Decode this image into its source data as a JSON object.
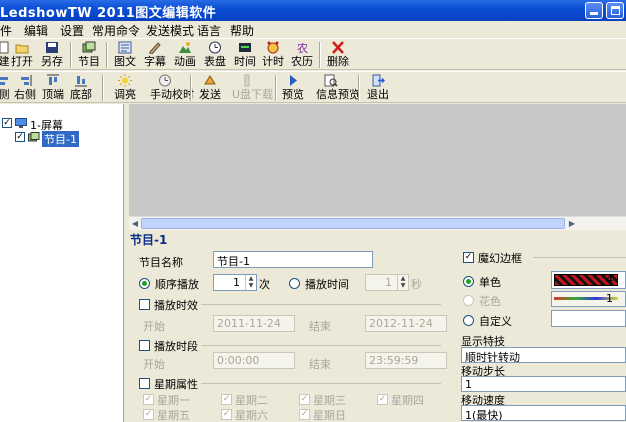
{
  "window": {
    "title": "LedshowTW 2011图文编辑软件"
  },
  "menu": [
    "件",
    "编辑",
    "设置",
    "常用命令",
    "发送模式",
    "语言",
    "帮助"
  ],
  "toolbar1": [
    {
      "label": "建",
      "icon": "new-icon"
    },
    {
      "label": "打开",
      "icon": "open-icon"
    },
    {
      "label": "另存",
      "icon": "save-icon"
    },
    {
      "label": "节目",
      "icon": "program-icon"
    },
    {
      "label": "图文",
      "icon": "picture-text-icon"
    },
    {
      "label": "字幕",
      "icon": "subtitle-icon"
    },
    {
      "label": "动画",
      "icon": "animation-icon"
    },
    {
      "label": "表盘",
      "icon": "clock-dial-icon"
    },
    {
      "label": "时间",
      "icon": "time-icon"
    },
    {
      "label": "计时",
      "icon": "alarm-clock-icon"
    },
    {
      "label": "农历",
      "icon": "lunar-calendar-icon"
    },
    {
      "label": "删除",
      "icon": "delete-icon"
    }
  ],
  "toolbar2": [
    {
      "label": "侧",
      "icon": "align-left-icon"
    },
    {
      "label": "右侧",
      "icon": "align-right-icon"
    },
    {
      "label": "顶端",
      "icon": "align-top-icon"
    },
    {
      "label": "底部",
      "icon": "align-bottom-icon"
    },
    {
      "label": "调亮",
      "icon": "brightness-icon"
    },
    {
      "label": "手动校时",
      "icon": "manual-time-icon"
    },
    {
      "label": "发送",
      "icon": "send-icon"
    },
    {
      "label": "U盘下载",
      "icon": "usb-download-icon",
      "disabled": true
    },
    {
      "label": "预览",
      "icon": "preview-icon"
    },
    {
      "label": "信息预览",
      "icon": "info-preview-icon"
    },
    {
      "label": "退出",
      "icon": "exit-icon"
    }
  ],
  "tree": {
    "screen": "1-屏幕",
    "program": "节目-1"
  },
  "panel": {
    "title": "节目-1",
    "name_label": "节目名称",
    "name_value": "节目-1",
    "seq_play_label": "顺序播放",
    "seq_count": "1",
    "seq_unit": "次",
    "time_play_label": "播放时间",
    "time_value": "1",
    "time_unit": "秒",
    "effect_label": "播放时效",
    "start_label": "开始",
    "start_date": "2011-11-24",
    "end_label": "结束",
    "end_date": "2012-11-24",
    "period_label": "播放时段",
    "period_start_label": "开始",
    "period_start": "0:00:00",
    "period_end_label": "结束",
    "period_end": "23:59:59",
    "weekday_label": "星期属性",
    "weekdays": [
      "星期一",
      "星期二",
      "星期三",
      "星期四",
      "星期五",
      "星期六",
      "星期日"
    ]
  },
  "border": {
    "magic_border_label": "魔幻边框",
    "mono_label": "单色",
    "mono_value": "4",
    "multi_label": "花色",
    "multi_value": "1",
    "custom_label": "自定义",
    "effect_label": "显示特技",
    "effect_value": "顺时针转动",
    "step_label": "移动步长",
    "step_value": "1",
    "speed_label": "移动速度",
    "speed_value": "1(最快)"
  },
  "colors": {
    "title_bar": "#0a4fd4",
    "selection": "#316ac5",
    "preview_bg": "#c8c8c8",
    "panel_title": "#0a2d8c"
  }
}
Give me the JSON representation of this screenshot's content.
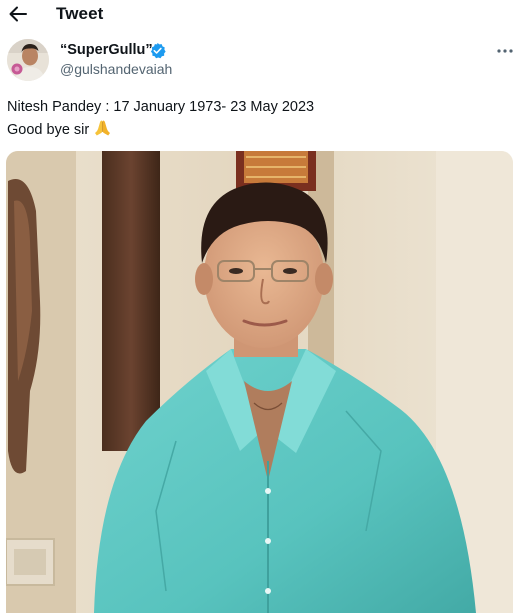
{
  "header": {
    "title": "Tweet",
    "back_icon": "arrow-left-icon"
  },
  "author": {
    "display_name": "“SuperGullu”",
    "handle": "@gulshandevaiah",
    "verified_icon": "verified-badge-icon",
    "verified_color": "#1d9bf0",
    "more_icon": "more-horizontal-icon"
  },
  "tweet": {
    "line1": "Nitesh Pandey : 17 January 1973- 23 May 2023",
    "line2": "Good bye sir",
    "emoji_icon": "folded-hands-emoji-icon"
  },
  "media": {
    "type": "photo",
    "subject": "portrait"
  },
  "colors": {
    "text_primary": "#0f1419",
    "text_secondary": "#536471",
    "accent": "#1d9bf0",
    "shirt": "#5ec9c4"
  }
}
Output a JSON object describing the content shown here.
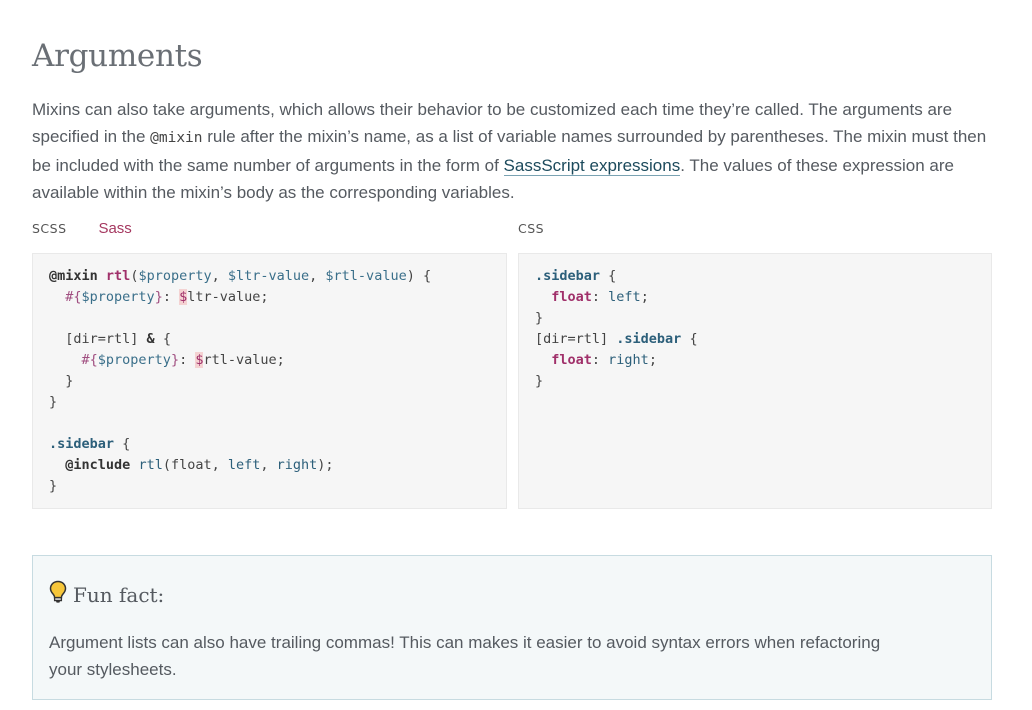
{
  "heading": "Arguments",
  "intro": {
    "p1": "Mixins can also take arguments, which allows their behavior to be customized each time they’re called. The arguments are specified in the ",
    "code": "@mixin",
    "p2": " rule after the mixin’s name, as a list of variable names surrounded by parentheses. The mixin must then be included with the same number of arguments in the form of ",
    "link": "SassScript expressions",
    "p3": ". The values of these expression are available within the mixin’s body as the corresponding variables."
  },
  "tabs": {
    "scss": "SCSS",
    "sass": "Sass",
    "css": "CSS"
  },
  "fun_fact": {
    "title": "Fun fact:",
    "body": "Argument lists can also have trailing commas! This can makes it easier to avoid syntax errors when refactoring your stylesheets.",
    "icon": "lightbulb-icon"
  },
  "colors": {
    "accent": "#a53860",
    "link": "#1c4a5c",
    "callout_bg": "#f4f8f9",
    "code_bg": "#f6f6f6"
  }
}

- _WHAT YOU ARE ASKED TO DO_
The pictures in the entries should be left out; output everything else exactly.

- _RESULT_
Decode this image into its source data as a JSON object.
{
  "window": {
    "title": "LedshowTW 2011图文编辑软件"
  },
  "menu": [
    "件",
    "编辑",
    "设置",
    "常用命令",
    "发送模式",
    "语言",
    "帮助"
  ],
  "toolbar1": [
    {
      "label": "建",
      "icon": "new-icon"
    },
    {
      "label": "打开",
      "icon": "open-icon"
    },
    {
      "label": "另存",
      "icon": "save-icon"
    },
    {
      "label": "节目",
      "icon": "program-icon"
    },
    {
      "label": "图文",
      "icon": "picture-text-icon"
    },
    {
      "label": "字幕",
      "icon": "subtitle-icon"
    },
    {
      "label": "动画",
      "icon": "animation-icon"
    },
    {
      "label": "表盘",
      "icon": "clock-dial-icon"
    },
    {
      "label": "时间",
      "icon": "time-icon"
    },
    {
      "label": "计时",
      "icon": "alarm-clock-icon"
    },
    {
      "label": "农历",
      "icon": "lunar-calendar-icon"
    },
    {
      "label": "删除",
      "icon": "delete-icon"
    }
  ],
  "toolbar2": [
    {
      "label": "侧",
      "icon": "align-left-icon"
    },
    {
      "label": "右侧",
      "icon": "align-right-icon"
    },
    {
      "label": "顶端",
      "icon": "align-top-icon"
    },
    {
      "label": "底部",
      "icon": "align-bottom-icon"
    },
    {
      "label": "调亮",
      "icon": "brightness-icon"
    },
    {
      "label": "手动校时",
      "icon": "manual-time-icon"
    },
    {
      "label": "发送",
      "icon": "send-icon"
    },
    {
      "label": "U盘下载",
      "icon": "usb-download-icon",
      "disabled": true
    },
    {
      "label": "预览",
      "icon": "preview-icon"
    },
    {
      "label": "信息预览",
      "icon": "info-preview-icon"
    },
    {
      "label": "退出",
      "icon": "exit-icon"
    }
  ],
  "tree": {
    "screen": "1-屏幕",
    "program": "节目-1"
  },
  "panel": {
    "title": "节目-1",
    "name_label": "节目名称",
    "name_value": "节目-1",
    "seq_play_label": "顺序播放",
    "seq_count": "1",
    "seq_unit": "次",
    "time_play_label": "播放时间",
    "time_value": "1",
    "time_unit": "秒",
    "effect_label": "播放时效",
    "start_label": "开始",
    "start_date": "2011-11-24",
    "end_label": "结束",
    "end_date": "2012-11-24",
    "period_label": "播放时段",
    "period_start_label": "开始",
    "period_start": "0:00:00",
    "period_end_label": "结束",
    "period_end": "23:59:59",
    "weekday_label": "星期属性",
    "weekdays": [
      "星期一",
      "星期二",
      "星期三",
      "星期四",
      "星期五",
      "星期六",
      "星期日"
    ]
  },
  "border": {
    "magic_border_label": "魔幻边框",
    "mono_label": "单色",
    "mono_value": "4",
    "multi_label": "花色",
    "multi_value": "1",
    "custom_label": "自定义",
    "effect_label": "显示特技",
    "effect_value": "顺时针转动",
    "step_label": "移动步长",
    "step_value": "1",
    "speed_label": "移动速度",
    "speed_value": "1(最快)"
  },
  "colors": {
    "title_bar": "#0a4fd4",
    "selection": "#316ac5",
    "preview_bg": "#c8c8c8",
    "panel_title": "#0a2d8c"
  }
}
Give me the JSON representation of this screenshot's content.
{
  "header": {
    "title": "Tweet",
    "back_icon": "arrow-left-icon"
  },
  "author": {
    "display_name": "“SuperGullu”",
    "handle": "@gulshandevaiah",
    "verified_icon": "verified-badge-icon",
    "verified_color": "#1d9bf0",
    "more_icon": "more-horizontal-icon"
  },
  "tweet": {
    "line1": "Nitesh Pandey : 17 January 1973- 23 May 2023",
    "line2": "Good bye sir",
    "emoji_icon": "folded-hands-emoji-icon"
  },
  "media": {
    "type": "photo",
    "subject": "portrait"
  },
  "colors": {
    "text_primary": "#0f1419",
    "text_secondary": "#536471",
    "accent": "#1d9bf0",
    "shirt": "#5ec9c4"
  }
}
Output a JSON object describing the content shown here.
{
  "heading": "Arguments",
  "intro": {
    "p1": "Mixins can also take arguments, which allows their behavior to be customized each time they’re called. The arguments are specified in the ",
    "code": "@mixin",
    "p2": " rule after the mixin’s name, as a list of variable names surrounded by parentheses. The mixin must then be included with the same number of arguments in the form of ",
    "link": "SassScript expressions",
    "p3": ". The values of these expression are available within the mixin’s body as the corresponding variables."
  },
  "tabs": {
    "scss": "SCSS",
    "sass": "Sass",
    "css": "CSS"
  },
  "fun_fact": {
    "title": "Fun fact:",
    "body": "Argument lists can also have trailing commas! This can makes it easier to avoid syntax errors when refactoring your stylesheets.",
    "icon": "lightbulb-icon"
  },
  "colors": {
    "accent": "#a53860",
    "link": "#1c4a5c",
    "callout_bg": "#f4f8f9",
    "code_bg": "#f6f6f6"
  }
}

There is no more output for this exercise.